#### DIRECTION:
Write the entries below out again exactly; any picture in them stays out.

#### SUPPLIED RECORDS:
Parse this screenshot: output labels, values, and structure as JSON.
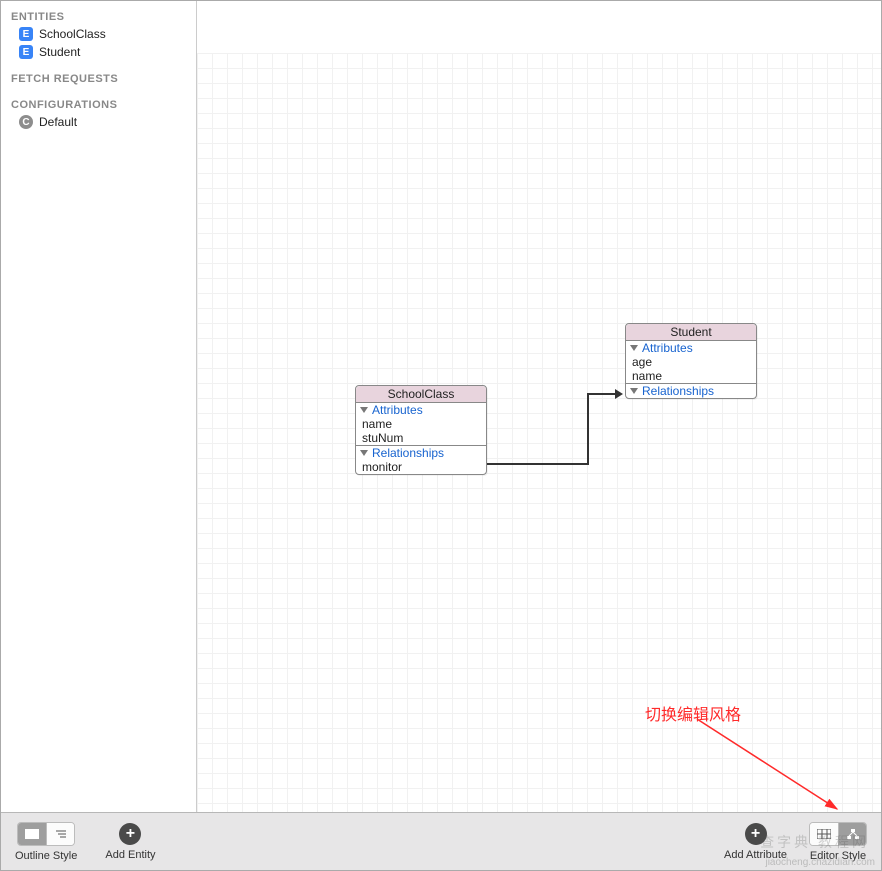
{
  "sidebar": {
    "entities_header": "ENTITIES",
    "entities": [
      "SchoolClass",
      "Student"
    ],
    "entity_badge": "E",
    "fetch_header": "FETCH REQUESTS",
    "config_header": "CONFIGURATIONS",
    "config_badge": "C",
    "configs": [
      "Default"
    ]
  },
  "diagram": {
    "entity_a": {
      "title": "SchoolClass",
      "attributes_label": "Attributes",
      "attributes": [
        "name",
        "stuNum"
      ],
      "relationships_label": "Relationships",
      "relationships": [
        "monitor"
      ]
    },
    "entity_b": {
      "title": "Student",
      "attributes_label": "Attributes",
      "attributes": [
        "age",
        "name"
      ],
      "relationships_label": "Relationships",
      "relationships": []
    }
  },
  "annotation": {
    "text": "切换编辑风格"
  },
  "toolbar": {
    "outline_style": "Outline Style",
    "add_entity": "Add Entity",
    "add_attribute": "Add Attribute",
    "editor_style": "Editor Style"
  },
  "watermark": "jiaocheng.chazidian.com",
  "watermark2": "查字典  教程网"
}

#### RESPONSE:
Parse this screenshot: output labels, values, and structure as JSON.
{
  "sidebar": {
    "entities_header": "ENTITIES",
    "entities": [
      "SchoolClass",
      "Student"
    ],
    "entity_badge": "E",
    "fetch_header": "FETCH REQUESTS",
    "config_header": "CONFIGURATIONS",
    "config_badge": "C",
    "configs": [
      "Default"
    ]
  },
  "diagram": {
    "entity_a": {
      "title": "SchoolClass",
      "attributes_label": "Attributes",
      "attributes": [
        "name",
        "stuNum"
      ],
      "relationships_label": "Relationships",
      "relationships": [
        "monitor"
      ]
    },
    "entity_b": {
      "title": "Student",
      "attributes_label": "Attributes",
      "attributes": [
        "age",
        "name"
      ],
      "relationships_label": "Relationships",
      "relationships": []
    }
  },
  "annotation": {
    "text": "切换编辑风格"
  },
  "toolbar": {
    "outline_style": "Outline Style",
    "add_entity": "Add Entity",
    "add_attribute": "Add Attribute",
    "editor_style": "Editor Style"
  },
  "watermark": "jiaocheng.chazidian.com",
  "watermark2": "查字典  教程网"
}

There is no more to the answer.